(Input material begins)

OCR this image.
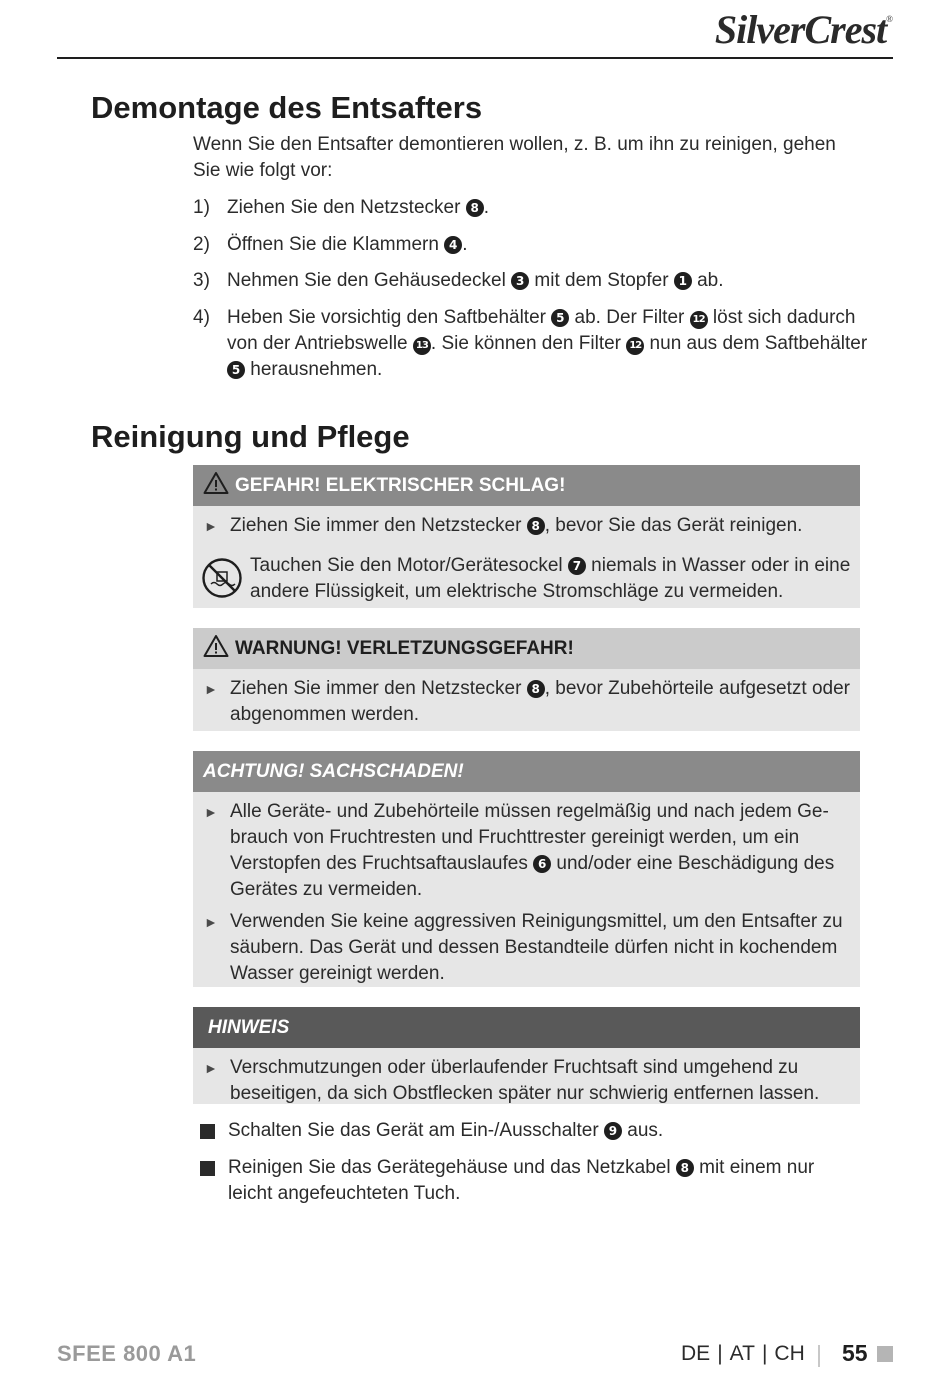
SilverCrest®
Demontage des Entsafters
Wenn Sie den Entsafter demontieren wollen, z. B. um ihn zu reinigen, gehen Sie wie folgt vor:
1) Ziehen Sie den Netzstecker 8 .
2) Öffnen Sie die Klammern 4 .
3) Nehmen Sie den Gehäusedeckel 3 mit dem Stopfer 1 ab.
4) Heben Sie vorsichtig den Saftbehälter 5 ab. Der Filter 12 löst sich dadurch von der Antriebswelle 13 . Sie können den Filter 12 nun aus dem Saftbehälter 5 herausnehmen.
Reinigung und Pflege
GEFAHR! ELEKTRISCHER SCHLAG!
► Ziehen Sie immer den Netzstecker 8 , bevor Sie das Gerät reinigen.
Tauchen Sie den Motor/Gerätesockel 7 niemals in Wasser oder in eine andere Flüssigkeit, um elektrische Stromschläge zu vermeiden.
WARNUNG! VERLETZUNGSGEFAHR!
► Ziehen Sie immer den Netzstecker 8 , bevor Zubehörteile aufgesetzt oder abgenommen werden.
ACHTUNG! SACHSCHADEN!
► Alle Geräte- und Zubehörteile müssen regelmäßig und nach jedem Gebrauch von Fruchtresten und Fruchttrester gereinigt werden, um ein Verstopfen des Fruchtsaftauslaufes 6 und/oder eine Beschädigung des Gerätes zu vermeiden.
► Verwenden Sie keine aggressiven Reinigungsmittel, um den Entsafter zu säubern. Das Gerät und dessen Bestandteile dürfen nicht in kochendem Wasser gereinigt werden.
HINWEIS
► Verschmutzungen oder überlaufender Fruchtsaft sind umgehend zu beseitigen, da sich Obstflecken später nur schwierig entfernen lassen.
Schalten Sie das Gerät am Ein-/Ausschalter 9 aus.
Reinigen Sie das Gerätegehäuse und das Netzkabel 8 mit einem nur leicht angefeuchteten Tuch.
SFEE 800 A1	DE | AT | CH 55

(Input material ends)

[Work instructions]: The answer must be a single number: the count of lines in the listing that hold the word "Ziehen".

[Answer area]: 3